• **Exercise brief**
In the data, extract each line that holds the string "Identifier".
※ ※ ※
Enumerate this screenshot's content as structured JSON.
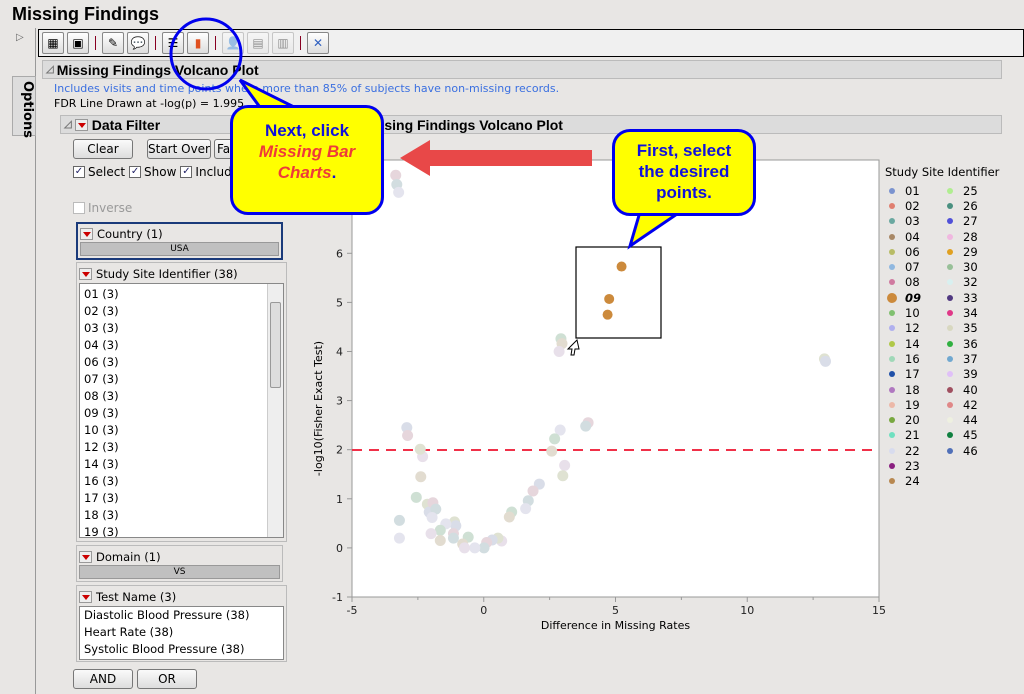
{
  "window_title": "Missing Findings",
  "options_tab": "Options",
  "toolbar": {
    "buttons": [
      {
        "icon": "table-search-icon",
        "enabled": true
      },
      {
        "icon": "subject-profile-icon",
        "enabled": true
      },
      {
        "icon": "comment-add-icon",
        "enabled": true
      },
      {
        "icon": "comment-view-icon",
        "enabled": true
      },
      {
        "icon": "data-table-icon",
        "enabled": true
      },
      {
        "icon": "missing-bar-charts-icon",
        "enabled": true
      },
      {
        "icon": "user-search-icon",
        "enabled": false
      },
      {
        "icon": "profile-table-icon",
        "enabled": false
      },
      {
        "icon": "table-view-icon",
        "enabled": false
      },
      {
        "icon": "close-x-icon",
        "enabled": true
      }
    ]
  },
  "report": {
    "title": "Missing Findings Volcano Plot",
    "note": "Includes visits and time points where more than 85% of subjects have non-missing records.",
    "fdr": "FDR Line Drawn at -log(p) = 1.995"
  },
  "filter": {
    "title": "Data Filter",
    "clear": "Clear",
    "start_over": "Start Over",
    "favorites": "Fa",
    "checks": [
      {
        "label": "Select",
        "checked": true
      },
      {
        "label": "Show",
        "checked": true
      },
      {
        "label": "Includ",
        "checked": true
      }
    ],
    "inverse": "Inverse",
    "country": {
      "title": "Country (1)",
      "value": "USA"
    },
    "site": {
      "title": "Study Site Identifier (38)",
      "items": [
        "01 (3)",
        "02 (3)",
        "03 (3)",
        "04 (3)",
        "06 (3)",
        "07 (3)",
        "08 (3)",
        "09 (3)",
        "10 (3)",
        "12 (3)",
        "14 (3)",
        "16 (3)",
        "17 (3)",
        "18 (3)",
        "19 (3)"
      ]
    },
    "domain": {
      "title": "Domain (1)",
      "value": "VS"
    },
    "test": {
      "title": "Test Name (3)",
      "items": [
        "Diastolic Blood Pressure (38)",
        "Heart Rate (38)",
        "Systolic Blood Pressure (38)"
      ]
    },
    "and": "AND",
    "or": "OR"
  },
  "plot_header": "Missing Findings Volcano Plot",
  "chart_data": {
    "type": "scatter",
    "xlabel": "Difference in Missing Rates",
    "ylabel": "-log10(Fisher Exact Test)",
    "xlim": [
      -5,
      15
    ],
    "ylim": [
      -1,
      7.9
    ],
    "xticks": [
      "-5",
      "0",
      "5",
      "10",
      "15"
    ],
    "yticks": [
      "-1",
      "0",
      "1",
      "2",
      "3",
      "4",
      "5",
      "6"
    ],
    "fdr_line_y": 1.995,
    "selected_color": "#cc8a3c",
    "points": [
      {
        "x": 5.23,
        "y": 5.73,
        "selected": true
      },
      {
        "x": 4.76,
        "y": 5.07,
        "selected": true
      },
      {
        "x": 4.7,
        "y": 4.75,
        "selected": true
      },
      {
        "x": -3.34,
        "y": 7.59
      },
      {
        "x": -3.3,
        "y": 7.4
      },
      {
        "x": -3.23,
        "y": 7.24
      },
      {
        "x": 2.93,
        "y": 4.26
      },
      {
        "x": 2.97,
        "y": 4.16
      },
      {
        "x": 2.86,
        "y": 4.0
      },
      {
        "x": 12.93,
        "y": 3.85
      },
      {
        "x": 12.97,
        "y": 3.8
      },
      {
        "x": 3.96,
        "y": 2.55
      },
      {
        "x": 3.87,
        "y": 2.48
      },
      {
        "x": 2.9,
        "y": 2.4
      },
      {
        "x": 2.69,
        "y": 2.22
      },
      {
        "x": 2.58,
        "y": 1.97
      },
      {
        "x": 3.07,
        "y": 1.68
      },
      {
        "x": 3.0,
        "y": 1.47
      },
      {
        "x": 2.11,
        "y": 1.3
      },
      {
        "x": 1.87,
        "y": 1.16
      },
      {
        "x": 1.69,
        "y": 0.96
      },
      {
        "x": 1.59,
        "y": 0.8
      },
      {
        "x": 1.06,
        "y": 0.73
      },
      {
        "x": 0.97,
        "y": 0.63
      },
      {
        "x": 0.68,
        "y": 0.14
      },
      {
        "x": 0.54,
        "y": 0.2
      },
      {
        "x": 0.32,
        "y": 0.16
      },
      {
        "x": 0.11,
        "y": 0.11
      },
      {
        "x": 0.01,
        "y": 0
      },
      {
        "x": -0.34,
        "y": 0
      },
      {
        "x": -0.59,
        "y": 0.22
      },
      {
        "x": -0.8,
        "y": 0.08
      },
      {
        "x": -0.73,
        "y": 0
      },
      {
        "x": -1.11,
        "y": 0.53
      },
      {
        "x": -1.06,
        "y": 0.45
      },
      {
        "x": -1.15,
        "y": 0.29
      },
      {
        "x": -1.15,
        "y": 0.2
      },
      {
        "x": -1.44,
        "y": 0.49
      },
      {
        "x": -1.65,
        "y": 0.36
      },
      {
        "x": -1.65,
        "y": 0.15
      },
      {
        "x": -2.0,
        "y": 0.29
      },
      {
        "x": -2.14,
        "y": 0.89
      },
      {
        "x": -2.07,
        "y": 0.73
      },
      {
        "x": -1.93,
        "y": 0.92
      },
      {
        "x": -1.82,
        "y": 0.79
      },
      {
        "x": -1.96,
        "y": 0.62
      },
      {
        "x": -2.56,
        "y": 1.03
      },
      {
        "x": -2.39,
        "y": 1.45
      },
      {
        "x": -2.32,
        "y": 1.86
      },
      {
        "x": -2.41,
        "y": 2.01
      },
      {
        "x": -2.92,
        "y": 2.45
      },
      {
        "x": -2.89,
        "y": 2.29
      },
      {
        "x": -3.2,
        "y": 0.56
      },
      {
        "x": -3.2,
        "y": 0.2
      }
    ],
    "legend": {
      "title": "Study Site Identifier",
      "items": [
        {
          "label": "01",
          "color": "#7b93cf"
        },
        {
          "label": "02",
          "color": "#e07f70"
        },
        {
          "label": "03",
          "color": "#6aa8a0"
        },
        {
          "label": "04",
          "color": "#a88866"
        },
        {
          "label": "06",
          "color": "#b8bc66"
        },
        {
          "label": "07",
          "color": "#90b8e0"
        },
        {
          "label": "08",
          "color": "#d07aa0"
        },
        {
          "label": "09",
          "color": "#cc8a3c",
          "bold": true
        },
        {
          "label": "10",
          "color": "#80c070"
        },
        {
          "label": "12",
          "color": "#b0b0ee"
        },
        {
          "label": "14",
          "color": "#b0c848"
        },
        {
          "label": "16",
          "color": "#a0d8b8"
        },
        {
          "label": "17",
          "color": "#2050a8"
        },
        {
          "label": "18",
          "color": "#b078c0"
        },
        {
          "label": "19",
          "color": "#ecb8a8"
        },
        {
          "label": "20",
          "color": "#78a840"
        },
        {
          "label": "21",
          "color": "#70e0c0"
        },
        {
          "label": "22",
          "color": "#d8dcee"
        },
        {
          "label": "23",
          "color": "#8a2080"
        },
        {
          "label": "24",
          "color": "#b88850"
        },
        {
          "label": "25",
          "color": "#b0ee90"
        },
        {
          "label": "26",
          "color": "#4a9080"
        },
        {
          "label": "27",
          "color": "#5050d8"
        },
        {
          "label": "28",
          "color": "#f0b8e0"
        },
        {
          "label": "29",
          "color": "#e0a020"
        },
        {
          "label": "30",
          "color": "#98c098"
        },
        {
          "label": "32",
          "color": "#d8f0f0"
        },
        {
          "label": "33",
          "color": "#503880"
        },
        {
          "label": "34",
          "color": "#e03888"
        },
        {
          "label": "35",
          "color": "#d8d8c0"
        },
        {
          "label": "36",
          "color": "#30b040"
        },
        {
          "label": "37",
          "color": "#70a8d0"
        },
        {
          "label": "39",
          "color": "#e0c0f8"
        },
        {
          "label": "40",
          "color": "#a05060"
        },
        {
          "label": "42",
          "color": "#e08888"
        },
        {
          "label": "44",
          "color": "#eef0e0"
        },
        {
          "label": "45",
          "color": "#108040"
        },
        {
          "label": "46",
          "color": "#5070b8"
        }
      ]
    }
  },
  "annotations": {
    "callout_next": {
      "line1": "Next, click",
      "em": "Missing Bar Charts",
      "end": "."
    },
    "callout_first": "First, select the desired points.",
    "colors": {
      "callout_fill": "#ffff00",
      "callout_border": "#0000ee",
      "arrow": "#e84848"
    }
  }
}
※ ※ ※
• **Solution for this exercise**
      "title": "Study Site Identifier (38)",
      "title": "Study Site Identifier",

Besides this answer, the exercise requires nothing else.